AIM
Select from the records below every line that has the word "Corner" in it.

____ INFORMATION GIVEN

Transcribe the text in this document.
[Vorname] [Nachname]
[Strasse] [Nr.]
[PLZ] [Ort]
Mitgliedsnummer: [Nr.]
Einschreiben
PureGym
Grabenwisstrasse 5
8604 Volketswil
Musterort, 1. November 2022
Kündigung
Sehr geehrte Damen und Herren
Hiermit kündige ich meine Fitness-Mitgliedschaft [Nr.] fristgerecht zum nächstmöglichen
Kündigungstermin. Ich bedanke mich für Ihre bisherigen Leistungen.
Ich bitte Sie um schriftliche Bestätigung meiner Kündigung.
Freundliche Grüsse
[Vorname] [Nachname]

________
____ INFORMATION GIVEN

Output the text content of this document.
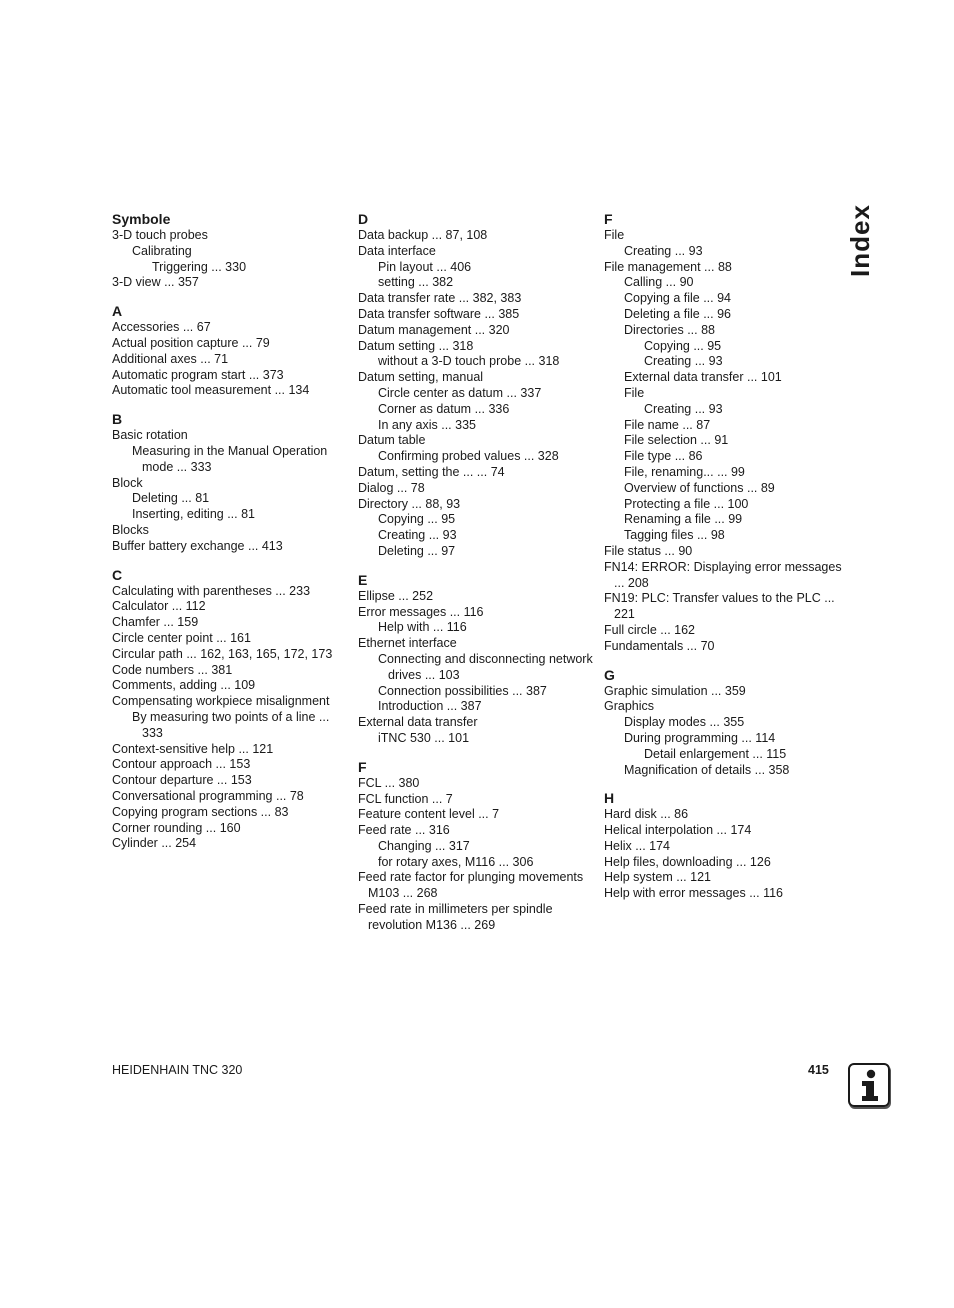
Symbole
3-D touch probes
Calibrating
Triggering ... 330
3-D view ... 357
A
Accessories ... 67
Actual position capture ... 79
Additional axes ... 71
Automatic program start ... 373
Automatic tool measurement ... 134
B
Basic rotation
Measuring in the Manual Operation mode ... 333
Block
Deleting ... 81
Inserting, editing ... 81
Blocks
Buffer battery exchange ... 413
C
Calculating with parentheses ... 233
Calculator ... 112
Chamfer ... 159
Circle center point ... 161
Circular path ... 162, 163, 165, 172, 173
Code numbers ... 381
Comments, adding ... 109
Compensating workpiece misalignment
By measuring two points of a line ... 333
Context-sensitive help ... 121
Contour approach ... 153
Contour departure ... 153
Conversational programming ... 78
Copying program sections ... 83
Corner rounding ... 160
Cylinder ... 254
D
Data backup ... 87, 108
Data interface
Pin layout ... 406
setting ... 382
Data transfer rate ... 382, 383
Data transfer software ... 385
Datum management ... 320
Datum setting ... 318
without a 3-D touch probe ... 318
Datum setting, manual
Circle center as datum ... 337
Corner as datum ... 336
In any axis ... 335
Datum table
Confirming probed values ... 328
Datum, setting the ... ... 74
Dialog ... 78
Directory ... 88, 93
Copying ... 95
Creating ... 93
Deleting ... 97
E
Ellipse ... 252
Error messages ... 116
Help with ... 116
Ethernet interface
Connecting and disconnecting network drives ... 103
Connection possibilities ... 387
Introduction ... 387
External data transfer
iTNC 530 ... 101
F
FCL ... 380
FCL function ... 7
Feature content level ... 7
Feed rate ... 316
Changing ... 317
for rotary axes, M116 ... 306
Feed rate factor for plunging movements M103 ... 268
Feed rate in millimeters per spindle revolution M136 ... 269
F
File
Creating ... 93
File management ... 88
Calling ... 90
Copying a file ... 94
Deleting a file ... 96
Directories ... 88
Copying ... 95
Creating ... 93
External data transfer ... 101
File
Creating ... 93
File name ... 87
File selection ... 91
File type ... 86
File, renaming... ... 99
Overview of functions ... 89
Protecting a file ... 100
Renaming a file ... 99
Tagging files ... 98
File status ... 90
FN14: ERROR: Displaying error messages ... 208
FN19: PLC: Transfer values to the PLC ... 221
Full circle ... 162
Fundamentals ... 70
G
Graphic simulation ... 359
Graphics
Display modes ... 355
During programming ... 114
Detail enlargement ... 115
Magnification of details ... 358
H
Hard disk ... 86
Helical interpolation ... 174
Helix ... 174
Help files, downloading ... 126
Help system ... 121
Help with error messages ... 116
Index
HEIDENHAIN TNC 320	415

________

CORRECT RESPONSE
Corner rounding ... 160
Corner as datum ... 336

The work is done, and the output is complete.